- **TASK OBJECTIVE**
"More" appears in how many lines of the entries? State only the number.

%%

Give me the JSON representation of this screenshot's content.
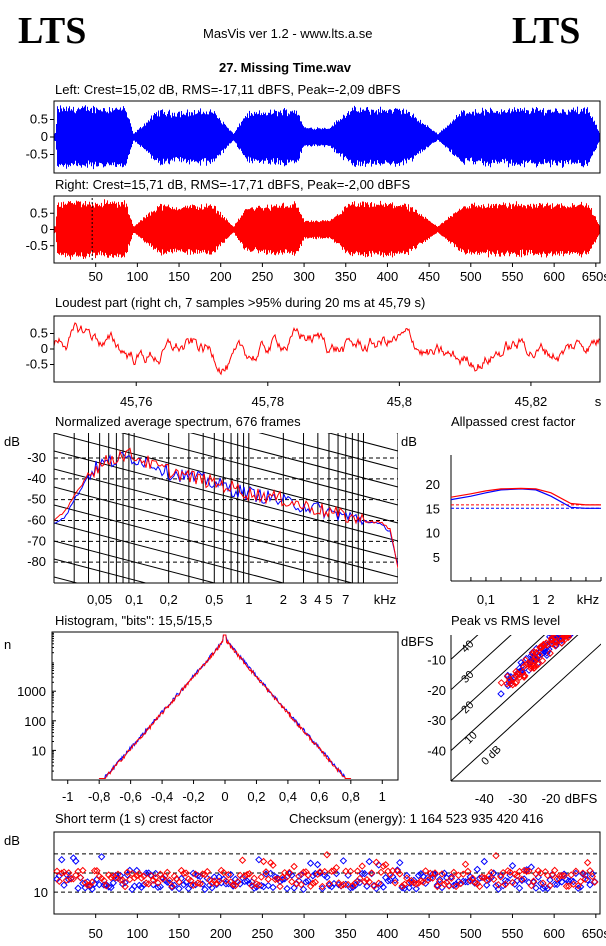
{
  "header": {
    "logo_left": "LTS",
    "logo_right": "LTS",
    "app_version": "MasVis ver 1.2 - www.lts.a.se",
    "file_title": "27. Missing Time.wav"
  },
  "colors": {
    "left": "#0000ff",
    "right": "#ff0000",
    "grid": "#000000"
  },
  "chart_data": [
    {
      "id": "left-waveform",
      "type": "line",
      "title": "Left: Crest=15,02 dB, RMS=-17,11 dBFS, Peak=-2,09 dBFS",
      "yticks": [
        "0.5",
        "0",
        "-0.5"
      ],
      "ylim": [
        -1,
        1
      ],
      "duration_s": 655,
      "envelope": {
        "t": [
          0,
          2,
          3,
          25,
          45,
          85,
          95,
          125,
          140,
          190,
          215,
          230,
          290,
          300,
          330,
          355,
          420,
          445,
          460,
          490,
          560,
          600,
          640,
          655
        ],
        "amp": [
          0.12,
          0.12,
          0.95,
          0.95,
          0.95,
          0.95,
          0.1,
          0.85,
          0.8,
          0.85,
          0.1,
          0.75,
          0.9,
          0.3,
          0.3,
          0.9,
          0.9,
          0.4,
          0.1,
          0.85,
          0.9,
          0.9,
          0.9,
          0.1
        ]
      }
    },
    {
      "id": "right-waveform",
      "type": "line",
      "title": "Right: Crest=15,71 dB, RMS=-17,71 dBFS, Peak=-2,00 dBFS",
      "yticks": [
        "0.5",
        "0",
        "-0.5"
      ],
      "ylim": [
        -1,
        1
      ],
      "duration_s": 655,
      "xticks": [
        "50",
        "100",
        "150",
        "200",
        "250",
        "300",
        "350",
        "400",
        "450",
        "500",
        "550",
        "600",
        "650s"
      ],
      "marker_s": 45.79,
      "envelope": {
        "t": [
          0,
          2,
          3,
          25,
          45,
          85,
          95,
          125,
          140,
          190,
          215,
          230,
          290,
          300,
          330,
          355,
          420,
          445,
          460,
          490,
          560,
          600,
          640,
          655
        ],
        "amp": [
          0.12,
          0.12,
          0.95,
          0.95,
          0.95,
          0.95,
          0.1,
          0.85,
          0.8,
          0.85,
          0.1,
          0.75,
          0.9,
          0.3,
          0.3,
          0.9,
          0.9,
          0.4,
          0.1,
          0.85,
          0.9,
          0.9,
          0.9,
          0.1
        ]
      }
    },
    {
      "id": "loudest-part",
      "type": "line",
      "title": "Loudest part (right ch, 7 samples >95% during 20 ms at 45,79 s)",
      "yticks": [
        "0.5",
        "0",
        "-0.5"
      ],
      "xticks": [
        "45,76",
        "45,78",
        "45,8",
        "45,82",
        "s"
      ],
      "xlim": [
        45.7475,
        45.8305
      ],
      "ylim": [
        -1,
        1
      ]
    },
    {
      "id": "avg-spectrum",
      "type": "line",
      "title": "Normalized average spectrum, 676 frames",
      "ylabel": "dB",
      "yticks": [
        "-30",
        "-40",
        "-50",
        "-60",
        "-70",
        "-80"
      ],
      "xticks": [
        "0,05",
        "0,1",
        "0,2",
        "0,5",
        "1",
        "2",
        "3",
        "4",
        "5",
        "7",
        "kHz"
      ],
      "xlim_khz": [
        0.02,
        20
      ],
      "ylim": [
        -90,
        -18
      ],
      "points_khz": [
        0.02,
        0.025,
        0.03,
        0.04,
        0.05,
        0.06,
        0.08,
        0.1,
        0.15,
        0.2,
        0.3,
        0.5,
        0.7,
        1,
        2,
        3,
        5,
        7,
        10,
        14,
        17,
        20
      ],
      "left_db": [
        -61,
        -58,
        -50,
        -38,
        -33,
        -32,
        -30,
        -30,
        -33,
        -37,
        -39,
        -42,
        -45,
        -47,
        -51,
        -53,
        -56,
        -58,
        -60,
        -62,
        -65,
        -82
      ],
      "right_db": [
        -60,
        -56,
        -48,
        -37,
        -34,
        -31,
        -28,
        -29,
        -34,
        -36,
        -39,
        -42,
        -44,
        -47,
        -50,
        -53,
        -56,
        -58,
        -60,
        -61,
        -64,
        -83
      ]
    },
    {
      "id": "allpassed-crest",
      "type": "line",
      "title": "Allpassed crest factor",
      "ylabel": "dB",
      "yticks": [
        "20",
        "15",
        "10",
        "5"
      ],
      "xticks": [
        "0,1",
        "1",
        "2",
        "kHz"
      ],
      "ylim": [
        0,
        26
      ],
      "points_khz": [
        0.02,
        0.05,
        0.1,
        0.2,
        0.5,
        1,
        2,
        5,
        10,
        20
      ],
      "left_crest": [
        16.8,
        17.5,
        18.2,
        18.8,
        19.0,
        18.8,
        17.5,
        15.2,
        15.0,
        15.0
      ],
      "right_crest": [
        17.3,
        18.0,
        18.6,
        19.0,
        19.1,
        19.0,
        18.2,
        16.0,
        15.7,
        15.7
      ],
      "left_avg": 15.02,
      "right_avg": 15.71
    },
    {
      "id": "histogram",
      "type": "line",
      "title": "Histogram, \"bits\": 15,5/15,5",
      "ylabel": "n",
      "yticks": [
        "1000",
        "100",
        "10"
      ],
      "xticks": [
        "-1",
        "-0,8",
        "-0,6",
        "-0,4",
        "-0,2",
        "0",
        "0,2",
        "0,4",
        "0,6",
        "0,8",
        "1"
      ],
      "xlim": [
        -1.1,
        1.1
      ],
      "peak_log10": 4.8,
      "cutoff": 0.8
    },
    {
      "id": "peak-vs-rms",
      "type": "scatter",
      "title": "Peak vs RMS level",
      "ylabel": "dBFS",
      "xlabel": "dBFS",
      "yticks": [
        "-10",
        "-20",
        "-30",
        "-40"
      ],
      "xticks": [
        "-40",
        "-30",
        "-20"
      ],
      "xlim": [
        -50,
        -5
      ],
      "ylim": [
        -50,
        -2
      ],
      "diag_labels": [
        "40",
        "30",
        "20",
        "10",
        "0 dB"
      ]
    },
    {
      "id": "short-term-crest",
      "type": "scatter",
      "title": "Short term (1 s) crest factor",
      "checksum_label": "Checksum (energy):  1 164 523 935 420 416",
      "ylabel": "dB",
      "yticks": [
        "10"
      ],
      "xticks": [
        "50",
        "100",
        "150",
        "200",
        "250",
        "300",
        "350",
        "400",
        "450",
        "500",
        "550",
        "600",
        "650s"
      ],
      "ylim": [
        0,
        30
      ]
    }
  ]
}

%%
%%

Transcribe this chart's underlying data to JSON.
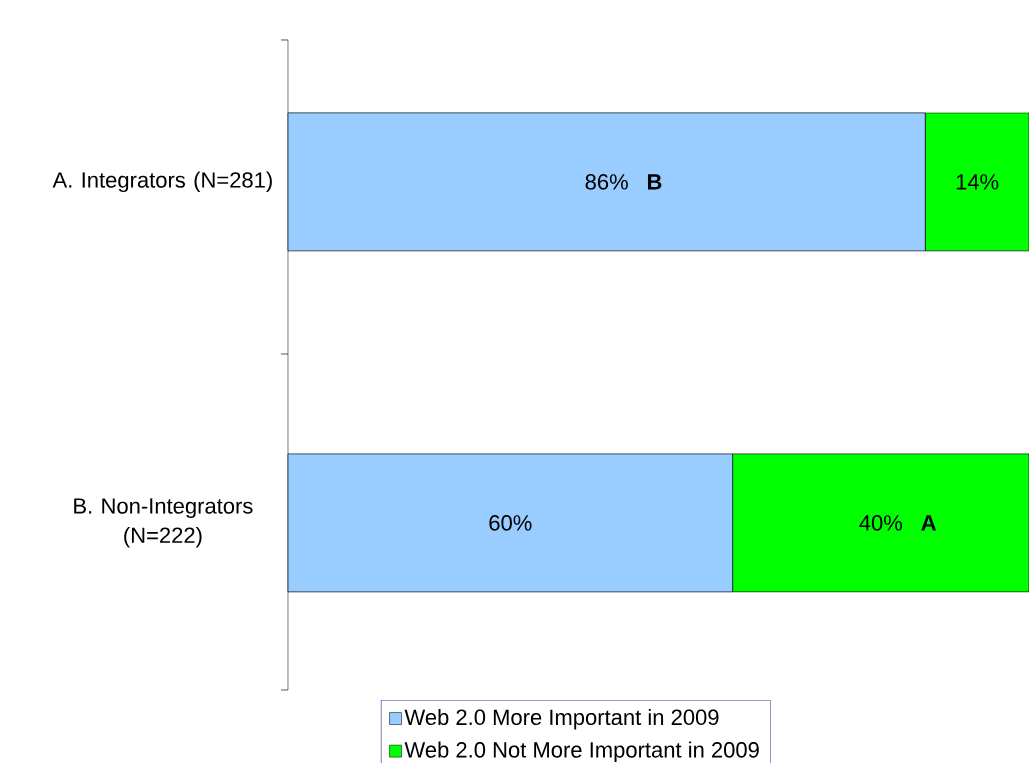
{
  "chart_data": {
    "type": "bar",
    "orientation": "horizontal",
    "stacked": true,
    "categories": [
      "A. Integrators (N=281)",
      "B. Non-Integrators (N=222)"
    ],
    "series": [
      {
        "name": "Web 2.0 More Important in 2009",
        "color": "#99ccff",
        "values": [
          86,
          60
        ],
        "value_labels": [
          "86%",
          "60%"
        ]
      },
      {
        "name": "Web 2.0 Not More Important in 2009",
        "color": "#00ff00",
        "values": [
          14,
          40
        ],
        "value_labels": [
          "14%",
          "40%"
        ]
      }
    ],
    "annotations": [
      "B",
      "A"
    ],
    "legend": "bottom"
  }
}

%%
%%

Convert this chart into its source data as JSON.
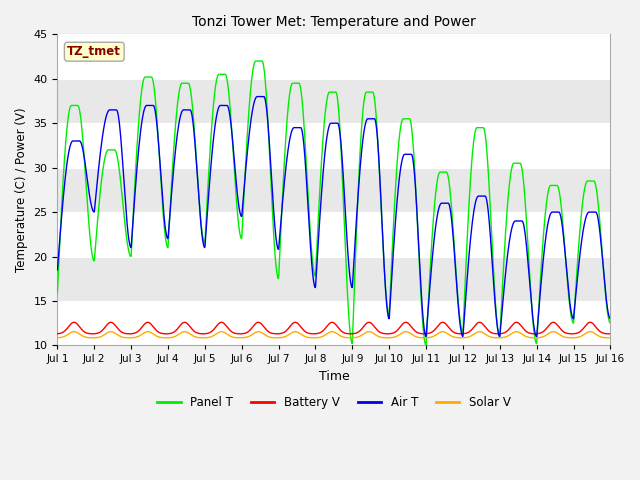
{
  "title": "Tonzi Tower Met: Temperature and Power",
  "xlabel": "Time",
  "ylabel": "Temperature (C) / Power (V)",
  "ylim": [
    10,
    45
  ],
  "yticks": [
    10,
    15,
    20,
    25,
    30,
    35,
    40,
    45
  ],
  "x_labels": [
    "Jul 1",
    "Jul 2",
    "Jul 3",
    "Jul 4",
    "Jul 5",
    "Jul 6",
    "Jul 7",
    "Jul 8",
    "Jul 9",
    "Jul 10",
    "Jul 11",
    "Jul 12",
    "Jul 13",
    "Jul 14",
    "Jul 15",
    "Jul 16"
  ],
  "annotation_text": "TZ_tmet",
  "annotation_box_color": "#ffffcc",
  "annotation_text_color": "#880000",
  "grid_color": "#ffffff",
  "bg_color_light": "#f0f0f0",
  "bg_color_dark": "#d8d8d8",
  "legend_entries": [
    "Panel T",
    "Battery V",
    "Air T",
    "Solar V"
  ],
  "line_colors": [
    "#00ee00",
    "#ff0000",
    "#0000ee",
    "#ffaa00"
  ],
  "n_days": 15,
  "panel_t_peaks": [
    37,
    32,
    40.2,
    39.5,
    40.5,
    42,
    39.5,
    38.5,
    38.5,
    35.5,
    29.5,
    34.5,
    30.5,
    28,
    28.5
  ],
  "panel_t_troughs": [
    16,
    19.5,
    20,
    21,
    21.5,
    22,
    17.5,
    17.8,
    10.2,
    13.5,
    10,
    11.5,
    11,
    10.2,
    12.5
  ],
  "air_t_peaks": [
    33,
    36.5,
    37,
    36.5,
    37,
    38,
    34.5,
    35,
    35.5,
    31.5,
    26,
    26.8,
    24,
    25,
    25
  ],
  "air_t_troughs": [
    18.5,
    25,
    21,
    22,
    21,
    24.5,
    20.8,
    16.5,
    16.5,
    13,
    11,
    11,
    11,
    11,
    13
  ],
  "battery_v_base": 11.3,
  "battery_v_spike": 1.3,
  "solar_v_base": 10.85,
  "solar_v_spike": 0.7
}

%%

- **SOLUTION BELOW**
2